- [Problem details]
Below are the records. Gather each line that holds "analyticsvidhya".
-- start of Data supplied --
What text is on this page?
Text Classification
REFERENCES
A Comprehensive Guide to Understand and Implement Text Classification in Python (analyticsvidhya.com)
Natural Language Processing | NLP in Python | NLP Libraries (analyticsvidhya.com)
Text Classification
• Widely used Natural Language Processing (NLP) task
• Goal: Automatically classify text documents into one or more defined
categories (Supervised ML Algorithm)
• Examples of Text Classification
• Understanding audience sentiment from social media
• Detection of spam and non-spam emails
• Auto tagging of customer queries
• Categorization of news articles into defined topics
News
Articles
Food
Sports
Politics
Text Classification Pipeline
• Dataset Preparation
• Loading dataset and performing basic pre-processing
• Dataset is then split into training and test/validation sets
-- end of Data supplied --
- [Result of this task]
A Comprehensive Guide to Understand and Implement Text Classification in Python (analyticsvidhya.com)
Natural Language Processing | NLP in Python | NLP Libraries (analyticsvidhya.com)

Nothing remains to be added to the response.